*LISTING:*
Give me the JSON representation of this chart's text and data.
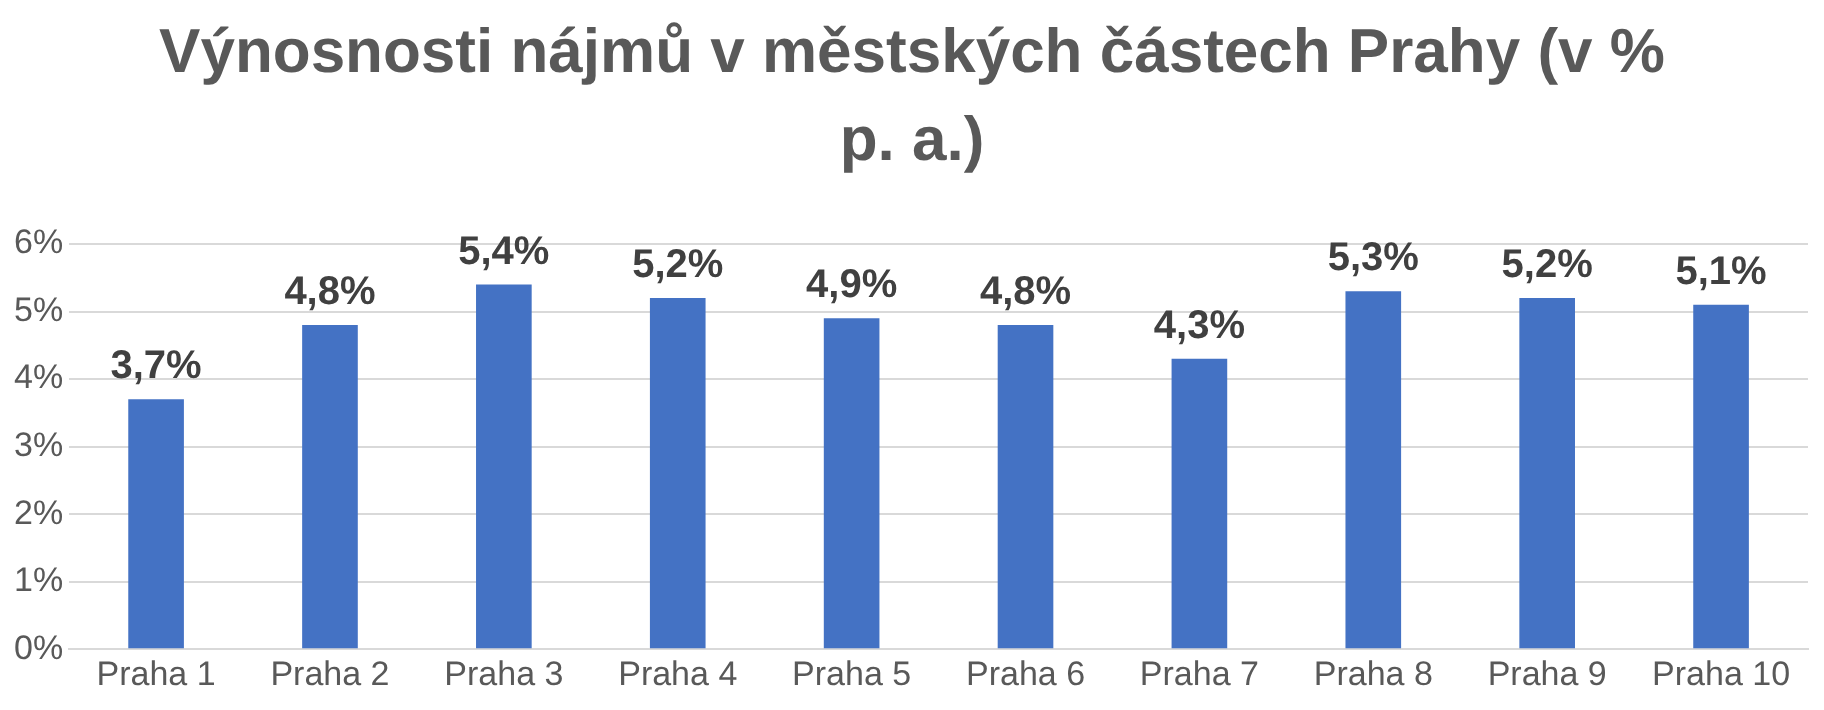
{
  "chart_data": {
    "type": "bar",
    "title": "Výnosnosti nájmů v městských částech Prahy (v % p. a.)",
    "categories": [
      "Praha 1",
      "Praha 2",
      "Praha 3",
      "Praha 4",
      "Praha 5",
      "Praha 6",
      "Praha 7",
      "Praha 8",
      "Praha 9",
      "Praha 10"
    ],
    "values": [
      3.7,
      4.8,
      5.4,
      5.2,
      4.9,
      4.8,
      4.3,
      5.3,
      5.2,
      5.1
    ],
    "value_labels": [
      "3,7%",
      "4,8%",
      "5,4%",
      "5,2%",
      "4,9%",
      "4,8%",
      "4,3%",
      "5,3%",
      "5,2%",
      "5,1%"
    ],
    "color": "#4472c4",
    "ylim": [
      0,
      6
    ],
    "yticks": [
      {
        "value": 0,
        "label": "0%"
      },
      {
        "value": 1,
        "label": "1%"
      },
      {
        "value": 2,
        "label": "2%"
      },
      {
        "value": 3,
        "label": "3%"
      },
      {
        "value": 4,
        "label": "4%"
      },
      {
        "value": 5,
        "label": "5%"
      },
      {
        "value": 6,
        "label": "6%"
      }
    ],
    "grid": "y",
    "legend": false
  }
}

*THE TASK:* Report how many lines in the data contain the word "Praha", with no words besides the number.

*ANSWER FOR THIS EXERCISE:* 10